[Dataset entries]
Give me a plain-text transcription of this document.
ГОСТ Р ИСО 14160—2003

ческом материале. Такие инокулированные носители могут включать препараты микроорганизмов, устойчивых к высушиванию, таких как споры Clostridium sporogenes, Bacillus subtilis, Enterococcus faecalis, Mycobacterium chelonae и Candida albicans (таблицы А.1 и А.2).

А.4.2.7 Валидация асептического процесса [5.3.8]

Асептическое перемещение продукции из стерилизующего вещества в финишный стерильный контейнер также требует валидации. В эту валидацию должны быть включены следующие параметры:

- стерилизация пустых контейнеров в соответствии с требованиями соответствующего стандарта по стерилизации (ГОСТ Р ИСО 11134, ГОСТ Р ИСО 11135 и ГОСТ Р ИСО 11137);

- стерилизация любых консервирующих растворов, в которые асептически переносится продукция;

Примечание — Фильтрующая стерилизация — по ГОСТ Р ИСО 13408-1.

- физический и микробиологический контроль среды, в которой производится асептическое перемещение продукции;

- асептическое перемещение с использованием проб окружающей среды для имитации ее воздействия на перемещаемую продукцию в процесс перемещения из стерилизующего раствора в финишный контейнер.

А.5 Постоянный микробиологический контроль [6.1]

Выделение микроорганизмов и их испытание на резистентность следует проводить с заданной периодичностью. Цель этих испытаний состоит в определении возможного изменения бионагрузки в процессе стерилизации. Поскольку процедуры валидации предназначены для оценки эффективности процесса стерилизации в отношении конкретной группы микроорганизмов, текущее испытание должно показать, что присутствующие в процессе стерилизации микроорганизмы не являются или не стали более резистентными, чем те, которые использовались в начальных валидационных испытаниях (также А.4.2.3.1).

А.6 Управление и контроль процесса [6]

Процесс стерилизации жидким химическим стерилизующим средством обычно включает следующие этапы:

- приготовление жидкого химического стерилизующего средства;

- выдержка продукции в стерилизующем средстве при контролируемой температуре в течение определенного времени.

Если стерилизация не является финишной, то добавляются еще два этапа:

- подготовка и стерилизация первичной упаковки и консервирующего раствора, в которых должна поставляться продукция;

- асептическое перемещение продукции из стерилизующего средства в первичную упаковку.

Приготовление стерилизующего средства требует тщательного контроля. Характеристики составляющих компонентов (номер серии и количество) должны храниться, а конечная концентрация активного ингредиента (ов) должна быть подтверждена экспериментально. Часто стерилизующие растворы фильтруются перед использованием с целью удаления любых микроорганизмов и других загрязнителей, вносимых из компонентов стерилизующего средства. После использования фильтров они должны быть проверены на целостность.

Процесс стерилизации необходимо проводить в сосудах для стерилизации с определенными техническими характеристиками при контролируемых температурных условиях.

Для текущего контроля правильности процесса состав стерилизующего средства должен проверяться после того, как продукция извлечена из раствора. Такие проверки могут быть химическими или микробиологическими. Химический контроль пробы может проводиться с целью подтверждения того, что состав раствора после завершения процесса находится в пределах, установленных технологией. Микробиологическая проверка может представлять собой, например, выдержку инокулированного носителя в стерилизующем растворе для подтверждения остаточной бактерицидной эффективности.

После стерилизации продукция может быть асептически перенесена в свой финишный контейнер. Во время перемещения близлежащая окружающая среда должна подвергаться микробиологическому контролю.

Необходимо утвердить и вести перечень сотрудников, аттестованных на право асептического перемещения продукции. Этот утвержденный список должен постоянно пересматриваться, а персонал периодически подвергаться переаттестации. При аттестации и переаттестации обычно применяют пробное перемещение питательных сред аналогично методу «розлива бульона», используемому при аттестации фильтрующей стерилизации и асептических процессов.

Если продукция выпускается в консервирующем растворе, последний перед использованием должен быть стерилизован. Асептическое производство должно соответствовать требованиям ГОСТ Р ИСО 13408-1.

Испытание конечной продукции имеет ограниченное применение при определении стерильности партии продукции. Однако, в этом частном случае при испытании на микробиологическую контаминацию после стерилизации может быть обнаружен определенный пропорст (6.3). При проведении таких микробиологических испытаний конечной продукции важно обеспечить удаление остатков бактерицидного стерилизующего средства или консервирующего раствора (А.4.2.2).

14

_EXERCISE REQUIREMENTS:_ State the number of lines in the records that contain the string "микробиологический". Nothing else is needed.

_SOLUTION BELOW:_ 2